## EXERCISE
Copy every line of the following data that includes the string "Font".

## MATERIAL SHOWN
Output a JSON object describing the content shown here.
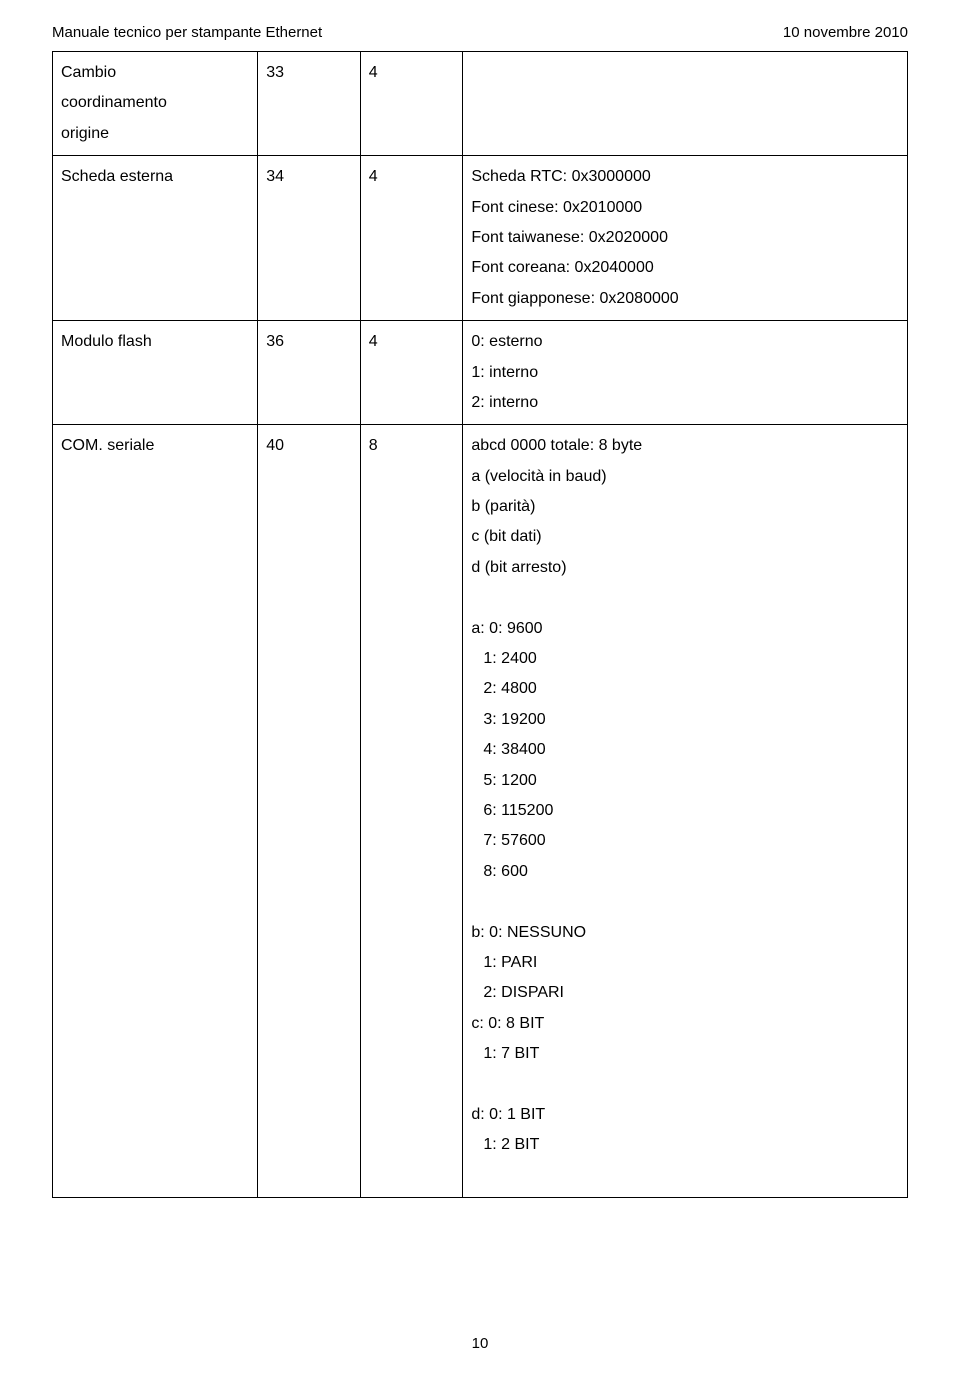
{
  "header": {
    "left": "Manuale tecnico per stampante Ethernet",
    "right": "10 novembre 2010"
  },
  "rows": {
    "r1": {
      "c1a": "Cambio",
      "c1b": "coordinamento",
      "c1c": "origine",
      "c2": "33",
      "c3": "4",
      "c4": ""
    },
    "r2": {
      "c1": "Scheda esterna",
      "c2": "34",
      "c3": "4",
      "c4a": "Scheda RTC: 0x3000000",
      "c4b": "Font cinese: 0x2010000",
      "c4c": "Font taiwanese: 0x2020000",
      "c4d": "Font coreana: 0x2040000",
      "c4e": "Font giapponese: 0x2080000"
    },
    "r3": {
      "c1": "Modulo flash",
      "c2": "36",
      "c3": "4",
      "c4a": "0: esterno",
      "c4b": "1: interno",
      "c4c": "2: interno"
    },
    "r4": {
      "c1": "COM. seriale",
      "c2": "40",
      "c3": "8",
      "g1a": "abcd 0000     totale: 8 byte",
      "g1b": "a (velocità in baud)",
      "g1c": "b (parità)",
      "g1d": "c (bit dati)",
      "g1e": "d (bit arresto)",
      "g2a": "a: 0: 9600",
      "g2b": "1: 2400",
      "g2c": "2: 4800",
      "g2d": "3: 19200",
      "g2e": "4: 38400",
      "g2f": "5: 1200",
      "g2g": "6: 115200",
      "g2h": "7: 57600",
      "g2i": "8: 600",
      "g3a": "b: 0: NESSUNO",
      "g3b": "1: PARI",
      "g3c": "2: DISPARI",
      "g4a": "c: 0: 8 BIT",
      "g4b": "1: 7 BIT",
      "g5a": "d: 0: 1 BIT",
      "g5b": "1: 2 BIT"
    }
  },
  "page_number": "10"
}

## WRITTEN RESPONSE
      "c4b": "Font cinese: 0x2010000",
      "c4c": "Font taiwanese: 0x2020000",
      "c4d": "Font coreana: 0x2040000",
      "c4e": "Font giapponese: 0x2080000"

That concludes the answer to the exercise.